Given exercise: Gather up every line from the entries below that uses the word "avec".

Extracted records:
+---+

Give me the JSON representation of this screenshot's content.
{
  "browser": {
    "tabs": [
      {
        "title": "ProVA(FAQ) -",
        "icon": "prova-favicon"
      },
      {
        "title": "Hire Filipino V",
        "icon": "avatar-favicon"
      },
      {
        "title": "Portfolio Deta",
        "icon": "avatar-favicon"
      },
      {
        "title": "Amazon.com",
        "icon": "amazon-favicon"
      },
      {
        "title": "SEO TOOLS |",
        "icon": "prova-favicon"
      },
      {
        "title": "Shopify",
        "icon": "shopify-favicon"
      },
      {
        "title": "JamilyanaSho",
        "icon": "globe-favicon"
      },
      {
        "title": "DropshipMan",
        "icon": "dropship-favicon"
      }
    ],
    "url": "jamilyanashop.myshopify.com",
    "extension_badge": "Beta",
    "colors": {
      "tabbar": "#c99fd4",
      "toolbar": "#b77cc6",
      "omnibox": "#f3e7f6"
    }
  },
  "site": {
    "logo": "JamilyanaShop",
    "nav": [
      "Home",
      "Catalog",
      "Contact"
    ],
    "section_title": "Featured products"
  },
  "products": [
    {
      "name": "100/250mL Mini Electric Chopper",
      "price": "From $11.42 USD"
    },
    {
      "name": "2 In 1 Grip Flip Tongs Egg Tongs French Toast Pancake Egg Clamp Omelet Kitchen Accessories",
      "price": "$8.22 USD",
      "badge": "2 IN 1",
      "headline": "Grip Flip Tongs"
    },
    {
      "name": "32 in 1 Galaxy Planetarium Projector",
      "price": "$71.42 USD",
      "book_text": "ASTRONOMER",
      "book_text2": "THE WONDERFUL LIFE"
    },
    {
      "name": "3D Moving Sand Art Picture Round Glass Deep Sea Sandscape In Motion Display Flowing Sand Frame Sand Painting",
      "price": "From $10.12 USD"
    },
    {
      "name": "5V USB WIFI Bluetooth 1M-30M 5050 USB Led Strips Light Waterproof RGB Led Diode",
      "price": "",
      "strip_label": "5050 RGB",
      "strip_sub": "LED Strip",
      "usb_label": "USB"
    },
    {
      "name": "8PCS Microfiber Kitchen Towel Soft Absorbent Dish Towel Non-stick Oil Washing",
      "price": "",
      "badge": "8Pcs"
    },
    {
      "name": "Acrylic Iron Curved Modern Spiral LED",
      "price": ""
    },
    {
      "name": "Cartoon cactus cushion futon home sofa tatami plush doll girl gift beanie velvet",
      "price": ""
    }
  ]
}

+---+

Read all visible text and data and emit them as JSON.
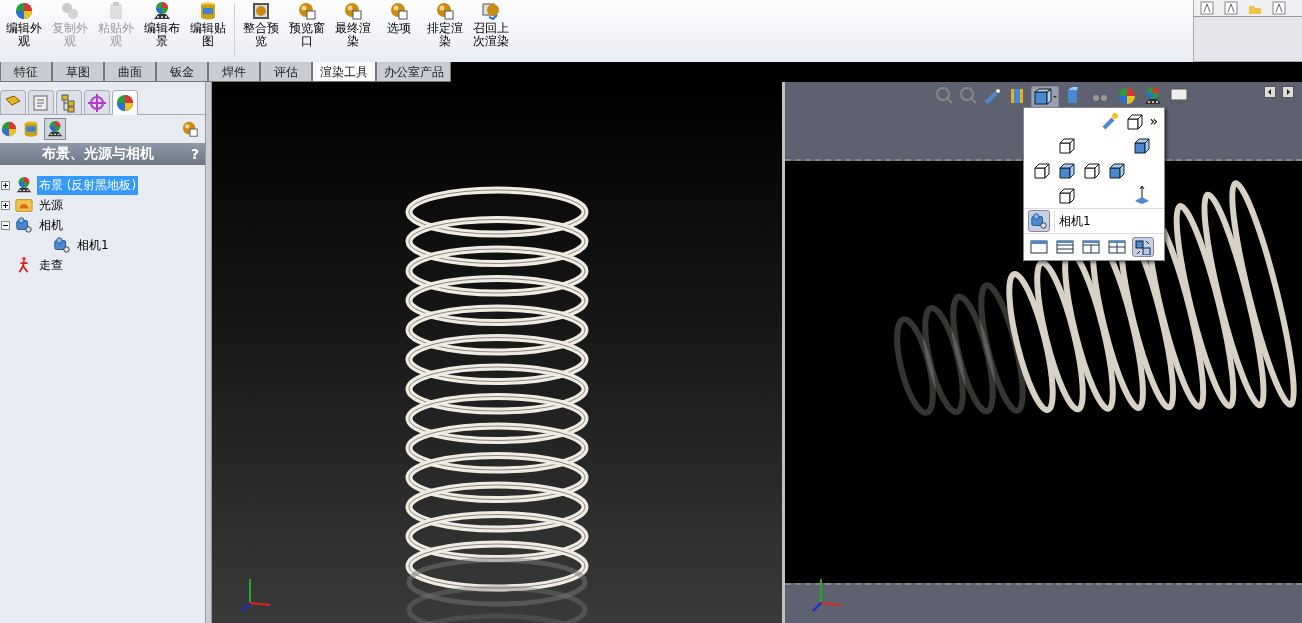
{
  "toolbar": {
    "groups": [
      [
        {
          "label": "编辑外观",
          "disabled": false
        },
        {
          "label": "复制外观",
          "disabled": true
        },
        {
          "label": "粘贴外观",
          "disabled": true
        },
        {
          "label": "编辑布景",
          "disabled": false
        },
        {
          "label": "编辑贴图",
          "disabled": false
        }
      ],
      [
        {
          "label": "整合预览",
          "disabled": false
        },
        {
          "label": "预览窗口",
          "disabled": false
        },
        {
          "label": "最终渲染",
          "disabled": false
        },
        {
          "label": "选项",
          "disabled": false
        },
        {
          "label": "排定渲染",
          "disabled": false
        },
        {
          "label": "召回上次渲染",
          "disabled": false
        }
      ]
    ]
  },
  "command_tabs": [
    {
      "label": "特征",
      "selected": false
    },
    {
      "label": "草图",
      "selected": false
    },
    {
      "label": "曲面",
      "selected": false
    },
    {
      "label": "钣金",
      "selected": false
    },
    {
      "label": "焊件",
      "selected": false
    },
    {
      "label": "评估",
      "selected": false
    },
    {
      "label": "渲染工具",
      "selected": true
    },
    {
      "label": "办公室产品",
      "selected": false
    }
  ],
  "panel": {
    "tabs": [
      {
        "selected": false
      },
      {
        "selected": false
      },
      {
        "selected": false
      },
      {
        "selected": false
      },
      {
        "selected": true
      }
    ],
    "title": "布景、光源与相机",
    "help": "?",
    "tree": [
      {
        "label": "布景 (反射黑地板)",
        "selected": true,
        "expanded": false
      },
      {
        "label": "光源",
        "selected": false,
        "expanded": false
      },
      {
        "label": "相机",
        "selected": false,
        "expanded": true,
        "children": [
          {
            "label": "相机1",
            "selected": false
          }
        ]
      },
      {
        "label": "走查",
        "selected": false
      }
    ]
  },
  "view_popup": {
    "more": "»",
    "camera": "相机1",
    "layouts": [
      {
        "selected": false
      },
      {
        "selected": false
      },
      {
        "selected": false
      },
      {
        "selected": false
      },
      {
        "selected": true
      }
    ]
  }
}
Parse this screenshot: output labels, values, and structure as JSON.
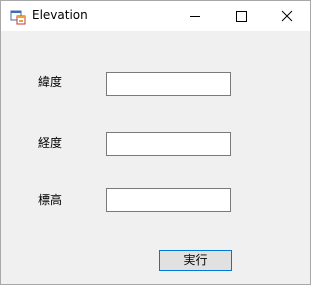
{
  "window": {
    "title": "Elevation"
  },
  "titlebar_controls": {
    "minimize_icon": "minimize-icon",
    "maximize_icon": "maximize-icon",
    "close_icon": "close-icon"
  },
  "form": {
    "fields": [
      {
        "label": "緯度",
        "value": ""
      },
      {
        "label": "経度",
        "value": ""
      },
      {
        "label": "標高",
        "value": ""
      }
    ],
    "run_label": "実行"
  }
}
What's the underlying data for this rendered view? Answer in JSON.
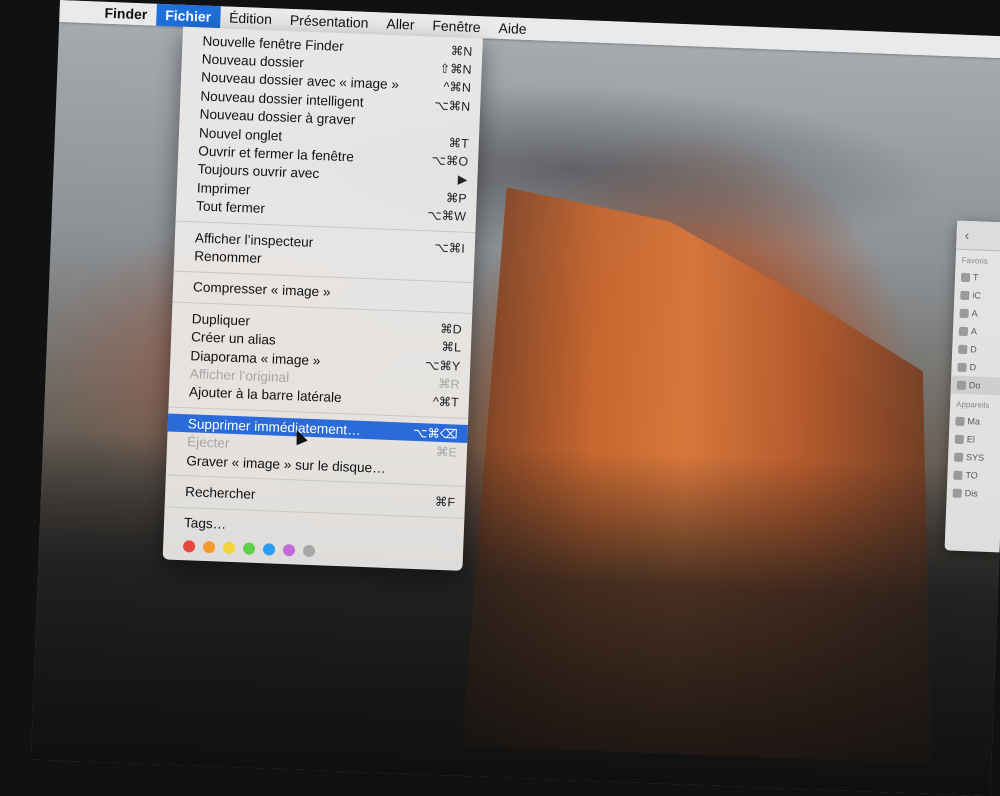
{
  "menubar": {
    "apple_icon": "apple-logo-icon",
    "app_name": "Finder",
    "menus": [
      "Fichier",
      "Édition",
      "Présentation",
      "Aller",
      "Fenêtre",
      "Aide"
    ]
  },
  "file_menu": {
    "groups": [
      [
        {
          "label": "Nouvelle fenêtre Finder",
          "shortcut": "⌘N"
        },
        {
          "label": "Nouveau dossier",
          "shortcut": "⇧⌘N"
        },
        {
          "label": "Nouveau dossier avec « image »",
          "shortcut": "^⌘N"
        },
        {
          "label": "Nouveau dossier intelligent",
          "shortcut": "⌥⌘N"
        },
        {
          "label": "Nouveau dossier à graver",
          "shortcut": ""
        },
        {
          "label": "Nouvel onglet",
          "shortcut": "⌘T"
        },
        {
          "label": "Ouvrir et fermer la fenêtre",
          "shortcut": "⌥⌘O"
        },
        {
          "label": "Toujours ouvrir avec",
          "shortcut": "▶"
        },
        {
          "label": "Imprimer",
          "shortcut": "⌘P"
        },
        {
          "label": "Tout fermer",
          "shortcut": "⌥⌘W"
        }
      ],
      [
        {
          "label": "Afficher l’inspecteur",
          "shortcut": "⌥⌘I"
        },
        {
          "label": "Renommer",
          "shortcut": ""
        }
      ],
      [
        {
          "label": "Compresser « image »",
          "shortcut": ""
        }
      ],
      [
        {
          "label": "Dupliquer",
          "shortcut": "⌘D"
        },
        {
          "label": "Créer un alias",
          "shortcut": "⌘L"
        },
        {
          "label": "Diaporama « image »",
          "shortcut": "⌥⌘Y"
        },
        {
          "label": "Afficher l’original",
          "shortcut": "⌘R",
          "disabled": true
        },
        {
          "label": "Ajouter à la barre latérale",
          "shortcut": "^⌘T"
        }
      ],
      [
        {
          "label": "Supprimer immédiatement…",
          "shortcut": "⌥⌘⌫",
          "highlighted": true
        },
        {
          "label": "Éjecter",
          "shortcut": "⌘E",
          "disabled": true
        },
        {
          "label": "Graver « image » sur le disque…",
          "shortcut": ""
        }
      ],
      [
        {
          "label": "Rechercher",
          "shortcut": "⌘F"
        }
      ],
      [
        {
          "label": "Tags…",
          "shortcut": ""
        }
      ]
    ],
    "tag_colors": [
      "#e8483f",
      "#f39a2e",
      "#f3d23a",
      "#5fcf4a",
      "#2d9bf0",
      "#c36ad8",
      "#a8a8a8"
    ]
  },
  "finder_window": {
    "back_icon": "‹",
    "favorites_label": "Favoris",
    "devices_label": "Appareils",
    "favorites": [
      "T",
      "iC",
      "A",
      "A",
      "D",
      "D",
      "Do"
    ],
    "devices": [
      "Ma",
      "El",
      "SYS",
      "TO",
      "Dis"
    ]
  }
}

+---+

Response:
          "label": "Nouveau dossier avec « image »",
          "label": "Toujours ouvrir avec",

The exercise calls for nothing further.